--- Entries shown Enclosed Below ---

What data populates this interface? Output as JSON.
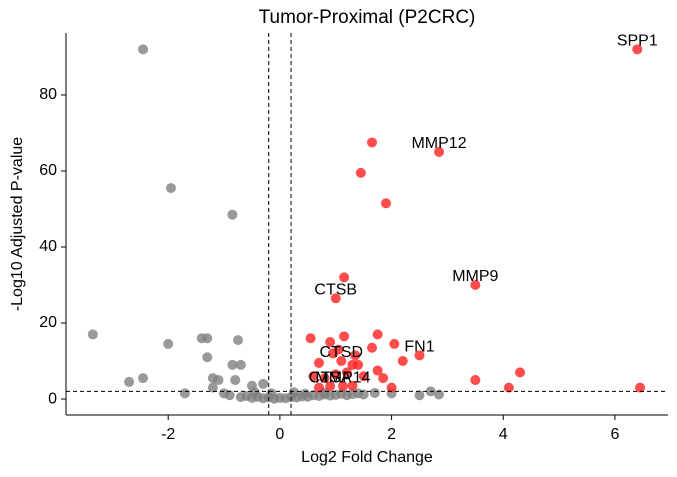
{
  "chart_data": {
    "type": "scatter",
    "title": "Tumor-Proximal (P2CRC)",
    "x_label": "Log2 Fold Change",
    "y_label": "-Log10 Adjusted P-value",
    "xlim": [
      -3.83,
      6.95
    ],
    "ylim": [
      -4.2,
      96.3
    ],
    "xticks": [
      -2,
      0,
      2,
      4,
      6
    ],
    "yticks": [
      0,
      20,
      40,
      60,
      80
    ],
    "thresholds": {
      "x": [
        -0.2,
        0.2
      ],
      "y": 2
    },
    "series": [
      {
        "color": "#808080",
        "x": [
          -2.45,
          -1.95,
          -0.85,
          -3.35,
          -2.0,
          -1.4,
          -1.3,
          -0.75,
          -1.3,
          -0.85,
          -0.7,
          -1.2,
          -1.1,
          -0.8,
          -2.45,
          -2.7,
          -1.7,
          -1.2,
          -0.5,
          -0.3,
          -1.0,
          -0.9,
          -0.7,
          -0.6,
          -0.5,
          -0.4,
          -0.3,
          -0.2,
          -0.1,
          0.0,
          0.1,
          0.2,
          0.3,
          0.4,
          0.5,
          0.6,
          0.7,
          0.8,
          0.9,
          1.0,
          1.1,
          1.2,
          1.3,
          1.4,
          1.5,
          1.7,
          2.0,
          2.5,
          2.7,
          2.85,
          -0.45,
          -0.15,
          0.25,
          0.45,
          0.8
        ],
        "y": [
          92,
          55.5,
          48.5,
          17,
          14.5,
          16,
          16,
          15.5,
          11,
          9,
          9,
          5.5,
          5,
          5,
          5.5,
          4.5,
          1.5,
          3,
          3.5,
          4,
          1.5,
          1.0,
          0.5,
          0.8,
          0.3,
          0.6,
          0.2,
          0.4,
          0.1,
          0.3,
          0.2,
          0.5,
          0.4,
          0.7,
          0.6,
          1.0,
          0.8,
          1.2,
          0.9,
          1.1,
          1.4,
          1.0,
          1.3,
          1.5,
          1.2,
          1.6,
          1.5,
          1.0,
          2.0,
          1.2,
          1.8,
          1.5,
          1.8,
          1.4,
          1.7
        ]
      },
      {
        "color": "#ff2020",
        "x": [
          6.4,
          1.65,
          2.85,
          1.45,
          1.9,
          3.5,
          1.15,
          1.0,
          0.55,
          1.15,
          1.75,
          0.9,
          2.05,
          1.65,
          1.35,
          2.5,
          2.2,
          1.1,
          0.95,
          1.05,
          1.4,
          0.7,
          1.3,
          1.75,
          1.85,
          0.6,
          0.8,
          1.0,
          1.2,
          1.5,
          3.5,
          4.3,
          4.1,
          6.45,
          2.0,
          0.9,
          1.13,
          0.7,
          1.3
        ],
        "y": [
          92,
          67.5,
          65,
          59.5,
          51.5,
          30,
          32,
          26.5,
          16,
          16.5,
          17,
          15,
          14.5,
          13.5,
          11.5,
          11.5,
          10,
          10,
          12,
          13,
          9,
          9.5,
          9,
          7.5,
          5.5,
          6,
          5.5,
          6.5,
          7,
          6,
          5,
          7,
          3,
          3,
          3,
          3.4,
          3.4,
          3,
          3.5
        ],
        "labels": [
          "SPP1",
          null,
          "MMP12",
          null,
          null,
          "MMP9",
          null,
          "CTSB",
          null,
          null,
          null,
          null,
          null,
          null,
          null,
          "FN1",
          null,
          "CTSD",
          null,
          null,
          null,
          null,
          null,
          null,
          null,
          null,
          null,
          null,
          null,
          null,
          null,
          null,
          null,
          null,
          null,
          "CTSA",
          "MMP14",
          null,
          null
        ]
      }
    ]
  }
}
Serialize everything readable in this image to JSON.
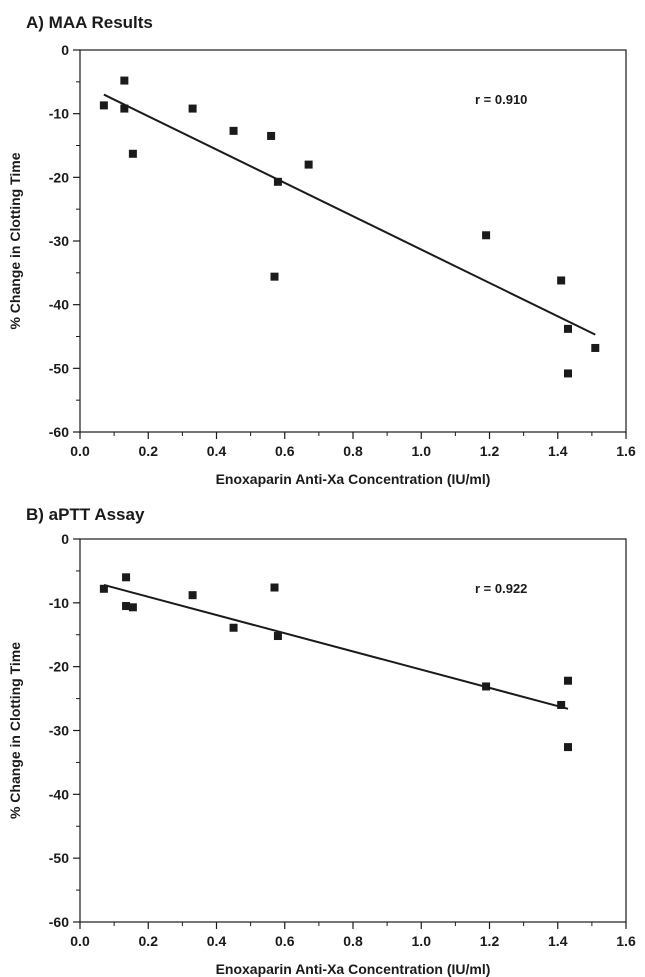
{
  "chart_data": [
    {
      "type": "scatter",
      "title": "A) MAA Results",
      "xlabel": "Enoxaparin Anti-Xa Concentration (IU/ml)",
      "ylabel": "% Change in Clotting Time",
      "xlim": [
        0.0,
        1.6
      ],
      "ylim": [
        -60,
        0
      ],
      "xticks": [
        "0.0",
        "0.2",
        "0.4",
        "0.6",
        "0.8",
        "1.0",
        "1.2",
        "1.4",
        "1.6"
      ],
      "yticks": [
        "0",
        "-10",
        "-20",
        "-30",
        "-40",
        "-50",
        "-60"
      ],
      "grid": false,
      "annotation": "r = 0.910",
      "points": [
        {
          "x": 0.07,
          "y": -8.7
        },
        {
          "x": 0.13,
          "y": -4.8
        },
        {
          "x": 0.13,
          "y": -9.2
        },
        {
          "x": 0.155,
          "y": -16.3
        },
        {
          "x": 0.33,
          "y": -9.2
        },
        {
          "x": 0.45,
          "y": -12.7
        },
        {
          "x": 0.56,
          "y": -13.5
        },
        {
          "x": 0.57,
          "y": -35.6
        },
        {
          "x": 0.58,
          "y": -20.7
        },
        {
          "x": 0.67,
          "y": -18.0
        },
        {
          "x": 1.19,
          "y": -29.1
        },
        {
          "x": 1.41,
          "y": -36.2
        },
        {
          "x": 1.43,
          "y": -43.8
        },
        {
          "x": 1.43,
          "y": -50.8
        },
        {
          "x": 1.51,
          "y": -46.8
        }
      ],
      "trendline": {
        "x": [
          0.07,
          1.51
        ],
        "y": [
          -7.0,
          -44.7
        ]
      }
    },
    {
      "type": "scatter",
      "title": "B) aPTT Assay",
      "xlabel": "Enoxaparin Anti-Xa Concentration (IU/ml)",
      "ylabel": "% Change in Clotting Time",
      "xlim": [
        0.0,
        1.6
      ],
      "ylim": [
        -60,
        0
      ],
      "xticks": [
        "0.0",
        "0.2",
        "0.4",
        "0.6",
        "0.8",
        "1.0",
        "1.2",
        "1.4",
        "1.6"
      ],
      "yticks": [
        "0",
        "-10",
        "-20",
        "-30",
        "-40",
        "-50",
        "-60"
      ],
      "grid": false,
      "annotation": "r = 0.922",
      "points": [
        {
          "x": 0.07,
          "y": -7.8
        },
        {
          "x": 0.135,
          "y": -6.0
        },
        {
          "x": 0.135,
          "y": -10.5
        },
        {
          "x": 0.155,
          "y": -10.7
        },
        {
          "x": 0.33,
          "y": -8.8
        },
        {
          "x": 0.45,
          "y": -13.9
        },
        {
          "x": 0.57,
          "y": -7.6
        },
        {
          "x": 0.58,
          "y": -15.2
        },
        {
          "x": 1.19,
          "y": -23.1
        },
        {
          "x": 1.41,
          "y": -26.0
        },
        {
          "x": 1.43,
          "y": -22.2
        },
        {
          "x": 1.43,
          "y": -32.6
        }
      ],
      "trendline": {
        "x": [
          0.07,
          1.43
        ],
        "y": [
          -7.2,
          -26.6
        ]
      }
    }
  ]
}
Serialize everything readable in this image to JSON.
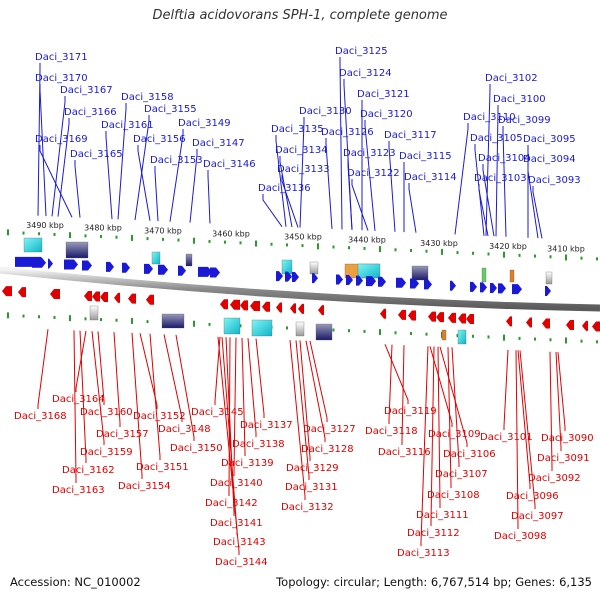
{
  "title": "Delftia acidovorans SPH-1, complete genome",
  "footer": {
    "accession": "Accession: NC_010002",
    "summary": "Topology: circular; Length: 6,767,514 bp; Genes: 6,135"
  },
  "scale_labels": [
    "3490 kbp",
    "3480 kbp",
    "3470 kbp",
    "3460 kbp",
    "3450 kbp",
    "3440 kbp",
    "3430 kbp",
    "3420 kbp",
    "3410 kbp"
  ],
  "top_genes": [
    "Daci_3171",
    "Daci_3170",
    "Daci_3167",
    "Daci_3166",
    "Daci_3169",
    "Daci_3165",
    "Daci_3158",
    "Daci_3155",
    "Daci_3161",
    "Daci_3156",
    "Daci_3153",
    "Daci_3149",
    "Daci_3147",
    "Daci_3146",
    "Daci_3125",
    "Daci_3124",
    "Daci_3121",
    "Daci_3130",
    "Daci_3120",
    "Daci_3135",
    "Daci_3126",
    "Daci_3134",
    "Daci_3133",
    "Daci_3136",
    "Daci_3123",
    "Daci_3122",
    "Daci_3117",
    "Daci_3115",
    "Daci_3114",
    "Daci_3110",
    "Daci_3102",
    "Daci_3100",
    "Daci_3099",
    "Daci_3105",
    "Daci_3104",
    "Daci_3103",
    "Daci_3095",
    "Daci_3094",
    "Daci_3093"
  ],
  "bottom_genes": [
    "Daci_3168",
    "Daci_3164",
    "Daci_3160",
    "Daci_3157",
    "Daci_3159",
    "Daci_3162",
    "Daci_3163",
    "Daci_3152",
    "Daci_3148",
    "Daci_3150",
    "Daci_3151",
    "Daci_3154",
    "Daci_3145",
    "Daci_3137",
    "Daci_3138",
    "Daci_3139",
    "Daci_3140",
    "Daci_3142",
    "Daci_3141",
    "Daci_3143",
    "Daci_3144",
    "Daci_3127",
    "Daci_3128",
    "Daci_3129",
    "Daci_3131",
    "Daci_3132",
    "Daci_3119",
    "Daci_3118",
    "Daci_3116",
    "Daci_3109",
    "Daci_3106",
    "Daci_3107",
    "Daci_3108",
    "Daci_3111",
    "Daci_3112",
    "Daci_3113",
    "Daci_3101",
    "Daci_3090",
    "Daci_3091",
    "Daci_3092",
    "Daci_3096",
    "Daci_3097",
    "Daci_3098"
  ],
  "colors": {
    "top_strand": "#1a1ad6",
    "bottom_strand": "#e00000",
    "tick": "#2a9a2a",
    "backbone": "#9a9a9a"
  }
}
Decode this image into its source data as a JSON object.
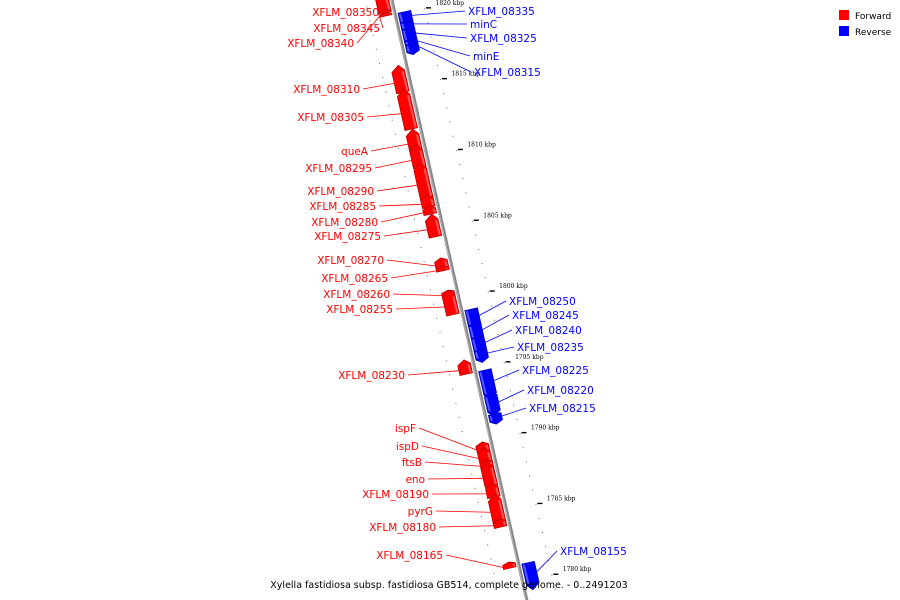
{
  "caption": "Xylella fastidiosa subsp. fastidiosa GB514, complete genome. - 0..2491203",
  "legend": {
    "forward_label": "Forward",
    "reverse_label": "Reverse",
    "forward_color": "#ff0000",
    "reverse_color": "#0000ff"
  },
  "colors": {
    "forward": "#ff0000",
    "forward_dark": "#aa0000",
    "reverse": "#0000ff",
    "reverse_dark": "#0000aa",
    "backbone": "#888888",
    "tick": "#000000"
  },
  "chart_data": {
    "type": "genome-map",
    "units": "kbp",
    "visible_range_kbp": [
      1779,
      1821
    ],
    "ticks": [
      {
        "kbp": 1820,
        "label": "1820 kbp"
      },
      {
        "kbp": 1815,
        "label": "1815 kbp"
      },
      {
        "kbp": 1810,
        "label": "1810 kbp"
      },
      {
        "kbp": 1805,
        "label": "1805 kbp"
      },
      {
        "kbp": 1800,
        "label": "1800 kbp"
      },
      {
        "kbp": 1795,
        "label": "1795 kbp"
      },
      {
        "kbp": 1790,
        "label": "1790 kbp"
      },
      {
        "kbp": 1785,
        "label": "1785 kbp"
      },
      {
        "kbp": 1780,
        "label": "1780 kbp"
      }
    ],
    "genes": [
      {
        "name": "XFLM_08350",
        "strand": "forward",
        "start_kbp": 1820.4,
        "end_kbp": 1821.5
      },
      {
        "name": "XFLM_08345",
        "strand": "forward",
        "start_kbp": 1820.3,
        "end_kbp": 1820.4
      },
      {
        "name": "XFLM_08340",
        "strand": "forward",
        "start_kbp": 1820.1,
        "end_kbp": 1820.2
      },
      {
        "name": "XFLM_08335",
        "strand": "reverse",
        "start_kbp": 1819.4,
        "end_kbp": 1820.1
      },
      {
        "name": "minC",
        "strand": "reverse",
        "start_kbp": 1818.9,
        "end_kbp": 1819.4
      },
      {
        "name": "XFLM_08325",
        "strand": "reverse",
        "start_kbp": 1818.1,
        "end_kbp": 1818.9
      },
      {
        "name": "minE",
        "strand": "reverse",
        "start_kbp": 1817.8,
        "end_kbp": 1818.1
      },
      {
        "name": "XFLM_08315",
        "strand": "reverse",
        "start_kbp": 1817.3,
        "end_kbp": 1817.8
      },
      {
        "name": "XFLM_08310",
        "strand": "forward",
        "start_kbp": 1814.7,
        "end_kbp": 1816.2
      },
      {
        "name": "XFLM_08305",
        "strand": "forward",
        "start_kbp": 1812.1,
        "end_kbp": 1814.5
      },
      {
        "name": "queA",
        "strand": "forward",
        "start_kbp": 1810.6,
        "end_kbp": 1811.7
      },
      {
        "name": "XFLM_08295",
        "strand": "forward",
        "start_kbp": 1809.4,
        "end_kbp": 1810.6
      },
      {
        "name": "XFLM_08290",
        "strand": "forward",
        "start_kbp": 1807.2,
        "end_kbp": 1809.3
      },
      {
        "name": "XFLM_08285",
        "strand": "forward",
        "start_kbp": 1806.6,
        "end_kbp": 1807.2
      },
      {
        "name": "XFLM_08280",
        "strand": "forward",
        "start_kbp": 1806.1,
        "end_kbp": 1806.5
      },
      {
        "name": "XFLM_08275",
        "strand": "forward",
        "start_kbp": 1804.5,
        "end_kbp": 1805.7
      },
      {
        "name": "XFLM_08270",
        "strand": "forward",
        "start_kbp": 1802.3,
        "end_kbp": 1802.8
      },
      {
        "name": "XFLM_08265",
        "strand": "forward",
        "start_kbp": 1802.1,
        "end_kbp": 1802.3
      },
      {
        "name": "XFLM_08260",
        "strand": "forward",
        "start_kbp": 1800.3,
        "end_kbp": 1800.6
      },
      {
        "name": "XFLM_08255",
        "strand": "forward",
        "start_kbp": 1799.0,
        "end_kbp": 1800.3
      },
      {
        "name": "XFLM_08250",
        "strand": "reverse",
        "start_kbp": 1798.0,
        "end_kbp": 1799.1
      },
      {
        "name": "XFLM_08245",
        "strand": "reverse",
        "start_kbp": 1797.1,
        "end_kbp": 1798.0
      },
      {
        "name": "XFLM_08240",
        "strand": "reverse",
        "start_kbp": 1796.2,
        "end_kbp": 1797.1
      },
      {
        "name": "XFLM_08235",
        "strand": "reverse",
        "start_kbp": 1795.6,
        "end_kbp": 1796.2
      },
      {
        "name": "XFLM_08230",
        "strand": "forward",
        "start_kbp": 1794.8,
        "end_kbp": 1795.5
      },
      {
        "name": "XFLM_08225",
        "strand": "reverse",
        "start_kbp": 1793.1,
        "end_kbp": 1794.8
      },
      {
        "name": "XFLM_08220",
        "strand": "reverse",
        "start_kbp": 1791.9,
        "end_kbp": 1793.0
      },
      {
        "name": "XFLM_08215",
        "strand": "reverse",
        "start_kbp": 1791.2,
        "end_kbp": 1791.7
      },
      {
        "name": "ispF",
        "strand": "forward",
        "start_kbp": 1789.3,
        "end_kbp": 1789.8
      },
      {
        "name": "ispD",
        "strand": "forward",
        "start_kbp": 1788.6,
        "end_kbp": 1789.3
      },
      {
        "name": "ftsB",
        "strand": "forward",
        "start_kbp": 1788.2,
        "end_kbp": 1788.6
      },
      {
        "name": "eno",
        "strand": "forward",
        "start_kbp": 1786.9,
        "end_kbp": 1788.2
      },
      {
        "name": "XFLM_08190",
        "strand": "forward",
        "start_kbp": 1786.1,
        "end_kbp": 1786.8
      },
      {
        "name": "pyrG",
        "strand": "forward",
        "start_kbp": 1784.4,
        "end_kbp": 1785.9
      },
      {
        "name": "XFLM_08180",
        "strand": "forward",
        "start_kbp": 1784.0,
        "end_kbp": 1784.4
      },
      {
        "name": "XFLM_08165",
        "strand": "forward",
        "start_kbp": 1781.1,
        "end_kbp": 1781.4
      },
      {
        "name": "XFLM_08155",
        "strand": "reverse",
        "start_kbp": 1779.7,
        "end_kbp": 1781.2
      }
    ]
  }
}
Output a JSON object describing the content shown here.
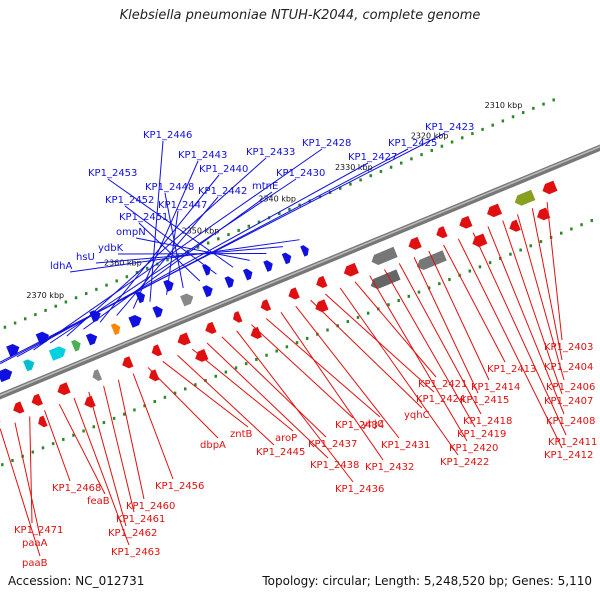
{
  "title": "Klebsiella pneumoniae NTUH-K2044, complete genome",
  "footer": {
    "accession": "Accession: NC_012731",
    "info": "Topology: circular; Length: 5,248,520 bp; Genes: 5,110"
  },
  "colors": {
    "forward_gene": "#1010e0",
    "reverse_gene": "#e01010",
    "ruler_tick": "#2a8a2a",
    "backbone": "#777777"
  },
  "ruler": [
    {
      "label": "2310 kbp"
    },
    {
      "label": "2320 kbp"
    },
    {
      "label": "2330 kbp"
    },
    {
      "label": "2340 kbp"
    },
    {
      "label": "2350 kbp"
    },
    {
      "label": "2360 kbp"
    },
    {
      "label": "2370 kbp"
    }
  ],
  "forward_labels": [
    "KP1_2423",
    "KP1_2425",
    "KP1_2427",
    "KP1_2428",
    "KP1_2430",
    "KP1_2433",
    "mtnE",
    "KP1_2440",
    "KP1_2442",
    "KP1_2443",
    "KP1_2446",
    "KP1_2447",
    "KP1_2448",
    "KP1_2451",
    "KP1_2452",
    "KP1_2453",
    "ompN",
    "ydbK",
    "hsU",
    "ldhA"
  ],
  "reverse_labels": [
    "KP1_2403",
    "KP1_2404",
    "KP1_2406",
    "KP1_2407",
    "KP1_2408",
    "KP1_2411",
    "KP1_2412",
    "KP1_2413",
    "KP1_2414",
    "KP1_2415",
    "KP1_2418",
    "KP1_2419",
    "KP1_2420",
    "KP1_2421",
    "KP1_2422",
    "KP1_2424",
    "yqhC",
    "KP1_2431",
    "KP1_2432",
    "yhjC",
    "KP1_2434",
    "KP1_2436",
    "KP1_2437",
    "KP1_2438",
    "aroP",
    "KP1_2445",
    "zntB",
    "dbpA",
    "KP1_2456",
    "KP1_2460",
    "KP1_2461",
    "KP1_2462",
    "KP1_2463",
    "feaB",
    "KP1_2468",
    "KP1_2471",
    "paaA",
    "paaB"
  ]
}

--- End of Enclosed Entries shown ---

# Task prompt
Please print exactly the lines running from the line with "Output a JSON" through the final line of the material, and nothing more. Keep pictures out.

# Result
Output a JSON object describing the content shown here.
{
  "title": "Klebsiella pneumoniae NTUH-K2044, complete genome",
  "footer": {
    "accession": "Accession: NC_012731",
    "info": "Topology: circular; Length: 5,248,520 bp; Genes: 5,110"
  },
  "colors": {
    "forward_gene": "#1010e0",
    "reverse_gene": "#e01010",
    "ruler_tick": "#2a8a2a",
    "backbone": "#777777"
  },
  "ruler": [
    {
      "label": "2310 kbp"
    },
    {
      "label": "2320 kbp"
    },
    {
      "label": "2330 kbp"
    },
    {
      "label": "2340 kbp"
    },
    {
      "label": "2350 kbp"
    },
    {
      "label": "2360 kbp"
    },
    {
      "label": "2370 kbp"
    }
  ],
  "forward_labels": [
    "KP1_2423",
    "KP1_2425",
    "KP1_2427",
    "KP1_2428",
    "KP1_2430",
    "KP1_2433",
    "mtnE",
    "KP1_2440",
    "KP1_2442",
    "KP1_2443",
    "KP1_2446",
    "KP1_2447",
    "KP1_2448",
    "KP1_2451",
    "KP1_2452",
    "KP1_2453",
    "ompN",
    "ydbK",
    "hsU",
    "ldhA"
  ],
  "reverse_labels": [
    "KP1_2403",
    "KP1_2404",
    "KP1_2406",
    "KP1_2407",
    "KP1_2408",
    "KP1_2411",
    "KP1_2412",
    "KP1_2413",
    "KP1_2414",
    "KP1_2415",
    "KP1_2418",
    "KP1_2419",
    "KP1_2420",
    "KP1_2421",
    "KP1_2422",
    "KP1_2424",
    "yqhC",
    "KP1_2431",
    "KP1_2432",
    "yhjC",
    "KP1_2434",
    "KP1_2436",
    "KP1_2437",
    "KP1_2438",
    "aroP",
    "KP1_2445",
    "zntB",
    "dbpA",
    "KP1_2456",
    "KP1_2460",
    "KP1_2461",
    "KP1_2462",
    "KP1_2463",
    "feaB",
    "KP1_2468",
    "KP1_2471",
    "paaA",
    "paaB"
  ]
}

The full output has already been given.